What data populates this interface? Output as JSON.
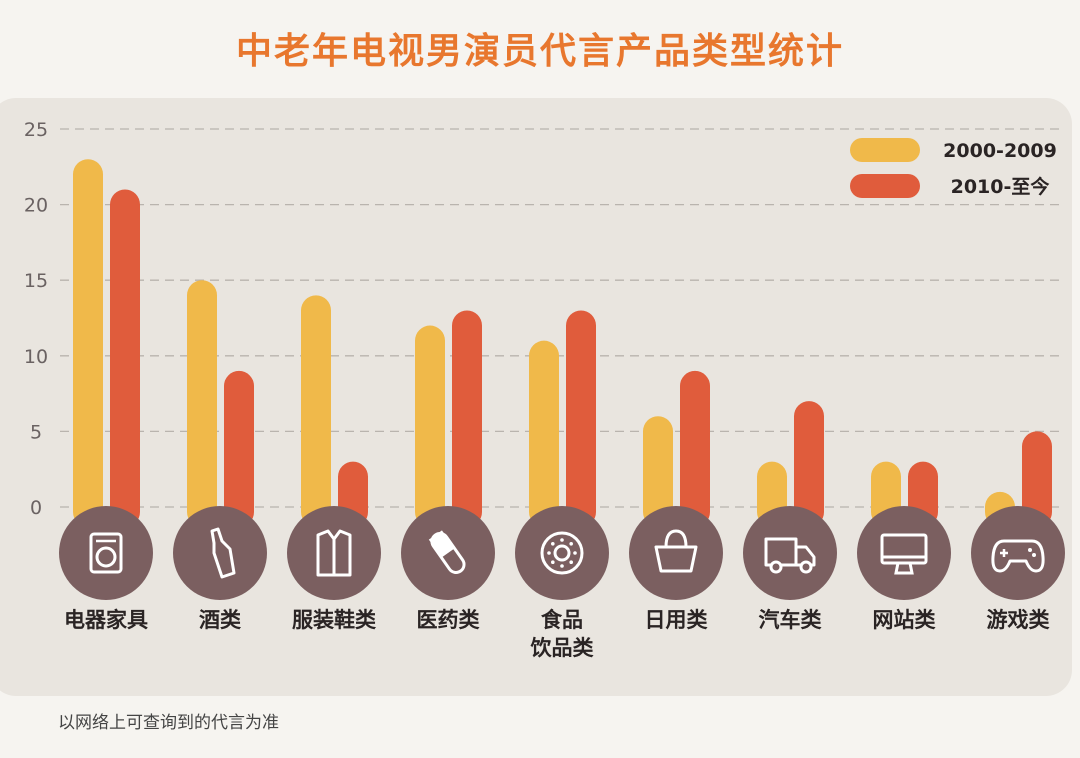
{
  "chart_data": {
    "type": "bar",
    "title": "中老年电视男演员代言产品类型统计",
    "xlabel": "",
    "ylabel": "",
    "ylim": [
      0,
      25
    ],
    "yticks": [
      0,
      5,
      10,
      15,
      20,
      25
    ],
    "grid": true,
    "legend_position": "top-right",
    "categories": [
      "电器家具",
      "酒类",
      "服装鞋类",
      "医药类",
      "食品饮品类",
      "日用类",
      "汽车类",
      "网站类",
      "游戏类"
    ],
    "category_labels": [
      "电器家具",
      "酒类",
      "服装鞋类",
      "医药类",
      "食品\n饮品类",
      "日用类",
      "汽车类",
      "网站类",
      "游戏类"
    ],
    "category_icons": [
      "washing-machine-icon",
      "bottle-icon",
      "shirt-icon",
      "pill-icon",
      "donut-icon",
      "shopping-bag-icon",
      "truck-icon",
      "monitor-icon",
      "gamepad-icon"
    ],
    "series": [
      {
        "name": "2000-2009",
        "color": "#f0b94a",
        "values": [
          23,
          15,
          14,
          12,
          11,
          6,
          3,
          3,
          1
        ]
      },
      {
        "name": "2010-至今",
        "color": "#e05c3c",
        "values": [
          21,
          9,
          3,
          13,
          13,
          9,
          7,
          3,
          5
        ]
      }
    ],
    "footnote": "以网络上可查询到的代言为准"
  },
  "colors": {
    "title": "#e8772e",
    "icon_circle": "#7b5f60",
    "panel": "#e9e5df"
  }
}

===

Exercise:
Go through the records and pull out each line that includes the word "title".

Solved problem:
    "title": "中老年电视男演员代言产品类型统计",
    "title": "#e8772e",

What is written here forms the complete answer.